• TASK REQUIREMENTS: Copy out the listing that follows exactly, dropping every picture.

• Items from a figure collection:
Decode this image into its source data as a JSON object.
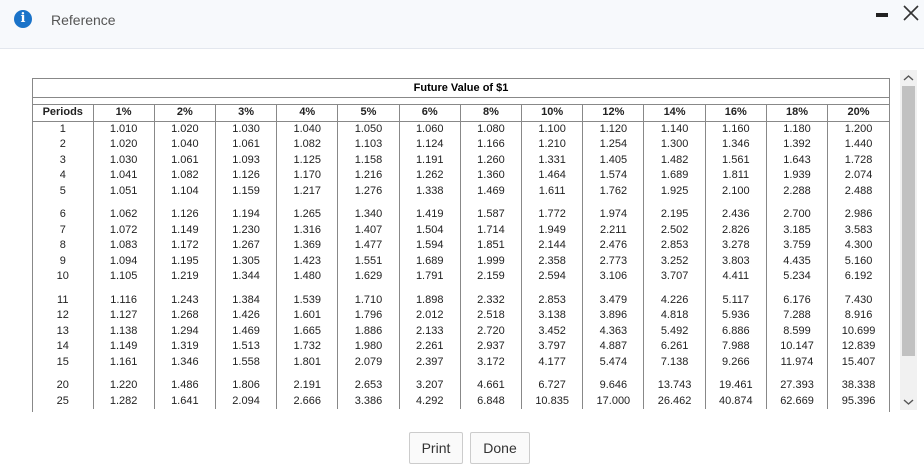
{
  "header": {
    "title": "Reference"
  },
  "table": {
    "title": "Future Value of $1",
    "columns": [
      "Periods",
      "1%",
      "2%",
      "3%",
      "4%",
      "5%",
      "6%",
      "8%",
      "10%",
      "12%",
      "14%",
      "16%",
      "18%",
      "20%"
    ],
    "rows": [
      [
        "1",
        "1.010",
        "1.020",
        "1.030",
        "1.040",
        "1.050",
        "1.060",
        "1.080",
        "1.100",
        "1.120",
        "1.140",
        "1.160",
        "1.180",
        "1.200"
      ],
      [
        "2",
        "1.020",
        "1.040",
        "1.061",
        "1.082",
        "1.103",
        "1.124",
        "1.166",
        "1.210",
        "1.254",
        "1.300",
        "1.346",
        "1.392",
        "1.440"
      ],
      [
        "3",
        "1.030",
        "1.061",
        "1.093",
        "1.125",
        "1.158",
        "1.191",
        "1.260",
        "1.331",
        "1.405",
        "1.482",
        "1.561",
        "1.643",
        "1.728"
      ],
      [
        "4",
        "1.041",
        "1.082",
        "1.126",
        "1.170",
        "1.216",
        "1.262",
        "1.360",
        "1.464",
        "1.574",
        "1.689",
        "1.811",
        "1.939",
        "2.074"
      ],
      [
        "5",
        "1.051",
        "1.104",
        "1.159",
        "1.217",
        "1.276",
        "1.338",
        "1.469",
        "1.611",
        "1.762",
        "1.925",
        "2.100",
        "2.288",
        "2.488"
      ],
      [
        "6",
        "1.062",
        "1.126",
        "1.194",
        "1.265",
        "1.340",
        "1.419",
        "1.587",
        "1.772",
        "1.974",
        "2.195",
        "2.436",
        "2.700",
        "2.986"
      ],
      [
        "7",
        "1.072",
        "1.149",
        "1.230",
        "1.316",
        "1.407",
        "1.504",
        "1.714",
        "1.949",
        "2.211",
        "2.502",
        "2.826",
        "3.185",
        "3.583"
      ],
      [
        "8",
        "1.083",
        "1.172",
        "1.267",
        "1.369",
        "1.477",
        "1.594",
        "1.851",
        "2.144",
        "2.476",
        "2.853",
        "3.278",
        "3.759",
        "4.300"
      ],
      [
        "9",
        "1.094",
        "1.195",
        "1.305",
        "1.423",
        "1.551",
        "1.689",
        "1.999",
        "2.358",
        "2.773",
        "3.252",
        "3.803",
        "4.435",
        "5.160"
      ],
      [
        "10",
        "1.105",
        "1.219",
        "1.344",
        "1.480",
        "1.629",
        "1.791",
        "2.159",
        "2.594",
        "3.106",
        "3.707",
        "4.411",
        "5.234",
        "6.192"
      ],
      [
        "11",
        "1.116",
        "1.243",
        "1.384",
        "1.539",
        "1.710",
        "1.898",
        "2.332",
        "2.853",
        "3.479",
        "4.226",
        "5.117",
        "6.176",
        "7.430"
      ],
      [
        "12",
        "1.127",
        "1.268",
        "1.426",
        "1.601",
        "1.796",
        "2.012",
        "2.518",
        "3.138",
        "3.896",
        "4.818",
        "5.936",
        "7.288",
        "8.916"
      ],
      [
        "13",
        "1.138",
        "1.294",
        "1.469",
        "1.665",
        "1.886",
        "2.133",
        "2.720",
        "3.452",
        "4.363",
        "5.492",
        "6.886",
        "8.599",
        "10.699"
      ],
      [
        "14",
        "1.149",
        "1.319",
        "1.513",
        "1.732",
        "1.980",
        "2.261",
        "2.937",
        "3.797",
        "4.887",
        "6.261",
        "7.988",
        "10.147",
        "12.839"
      ],
      [
        "15",
        "1.161",
        "1.346",
        "1.558",
        "1.801",
        "2.079",
        "2.397",
        "3.172",
        "4.177",
        "5.474",
        "7.138",
        "9.266",
        "11.974",
        "15.407"
      ],
      [
        "20",
        "1.220",
        "1.486",
        "1.806",
        "2.191",
        "2.653",
        "3.207",
        "4.661",
        "6.727",
        "9.646",
        "13.743",
        "19.461",
        "27.393",
        "38.338"
      ],
      [
        "25",
        "1.282",
        "1.641",
        "2.094",
        "2.666",
        "3.386",
        "4.292",
        "6.848",
        "10.835",
        "17.000",
        "26.462",
        "40.874",
        "62.669",
        "95.396"
      ]
    ]
  },
  "buttons": [
    "Print",
    "Done"
  ]
}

• REPLY:
Decode this image into its source data as a JSON object.
{
  "header": {
    "title": "Reference"
  },
  "table": {
    "title": "Future Value of $1",
    "columns": [
      "Periods",
      "1%",
      "2%",
      "3%",
      "4%",
      "5%",
      "6%",
      "8%",
      "10%",
      "12%",
      "14%",
      "16%",
      "18%",
      "20%"
    ],
    "rows": [
      [
        "1",
        "1.010",
        "1.020",
        "1.030",
        "1.040",
        "1.050",
        "1.060",
        "1.080",
        "1.100",
        "1.120",
        "1.140",
        "1.160",
        "1.180",
        "1.200"
      ],
      [
        "2",
        "1.020",
        "1.040",
        "1.061",
        "1.082",
        "1.103",
        "1.124",
        "1.166",
        "1.210",
        "1.254",
        "1.300",
        "1.346",
        "1.392",
        "1.440"
      ],
      [
        "3",
        "1.030",
        "1.061",
        "1.093",
        "1.125",
        "1.158",
        "1.191",
        "1.260",
        "1.331",
        "1.405",
        "1.482",
        "1.561",
        "1.643",
        "1.728"
      ],
      [
        "4",
        "1.041",
        "1.082",
        "1.126",
        "1.170",
        "1.216",
        "1.262",
        "1.360",
        "1.464",
        "1.574",
        "1.689",
        "1.811",
        "1.939",
        "2.074"
      ],
      [
        "5",
        "1.051",
        "1.104",
        "1.159",
        "1.217",
        "1.276",
        "1.338",
        "1.469",
        "1.611",
        "1.762",
        "1.925",
        "2.100",
        "2.288",
        "2.488"
      ],
      [
        "6",
        "1.062",
        "1.126",
        "1.194",
        "1.265",
        "1.340",
        "1.419",
        "1.587",
        "1.772",
        "1.974",
        "2.195",
        "2.436",
        "2.700",
        "2.986"
      ],
      [
        "7",
        "1.072",
        "1.149",
        "1.230",
        "1.316",
        "1.407",
        "1.504",
        "1.714",
        "1.949",
        "2.211",
        "2.502",
        "2.826",
        "3.185",
        "3.583"
      ],
      [
        "8",
        "1.083",
        "1.172",
        "1.267",
        "1.369",
        "1.477",
        "1.594",
        "1.851",
        "2.144",
        "2.476",
        "2.853",
        "3.278",
        "3.759",
        "4.300"
      ],
      [
        "9",
        "1.094",
        "1.195",
        "1.305",
        "1.423",
        "1.551",
        "1.689",
        "1.999",
        "2.358",
        "2.773",
        "3.252",
        "3.803",
        "4.435",
        "5.160"
      ],
      [
        "10",
        "1.105",
        "1.219",
        "1.344",
        "1.480",
        "1.629",
        "1.791",
        "2.159",
        "2.594",
        "3.106",
        "3.707",
        "4.411",
        "5.234",
        "6.192"
      ],
      [
        "11",
        "1.116",
        "1.243",
        "1.384",
        "1.539",
        "1.710",
        "1.898",
        "2.332",
        "2.853",
        "3.479",
        "4.226",
        "5.117",
        "6.176",
        "7.430"
      ],
      [
        "12",
        "1.127",
        "1.268",
        "1.426",
        "1.601",
        "1.796",
        "2.012",
        "2.518",
        "3.138",
        "3.896",
        "4.818",
        "5.936",
        "7.288",
        "8.916"
      ],
      [
        "13",
        "1.138",
        "1.294",
        "1.469",
        "1.665",
        "1.886",
        "2.133",
        "2.720",
        "3.452",
        "4.363",
        "5.492",
        "6.886",
        "8.599",
        "10.699"
      ],
      [
        "14",
        "1.149",
        "1.319",
        "1.513",
        "1.732",
        "1.980",
        "2.261",
        "2.937",
        "3.797",
        "4.887",
        "6.261",
        "7.988",
        "10.147",
        "12.839"
      ],
      [
        "15",
        "1.161",
        "1.346",
        "1.558",
        "1.801",
        "2.079",
        "2.397",
        "3.172",
        "4.177",
        "5.474",
        "7.138",
        "9.266",
        "11.974",
        "15.407"
      ],
      [
        "20",
        "1.220",
        "1.486",
        "1.806",
        "2.191",
        "2.653",
        "3.207",
        "4.661",
        "6.727",
        "9.646",
        "13.743",
        "19.461",
        "27.393",
        "38.338"
      ],
      [
        "25",
        "1.282",
        "1.641",
        "2.094",
        "2.666",
        "3.386",
        "4.292",
        "6.848",
        "10.835",
        "17.000",
        "26.462",
        "40.874",
        "62.669",
        "95.396"
      ]
    ]
  },
  "buttons": [
    "Print",
    "Done"
  ]
}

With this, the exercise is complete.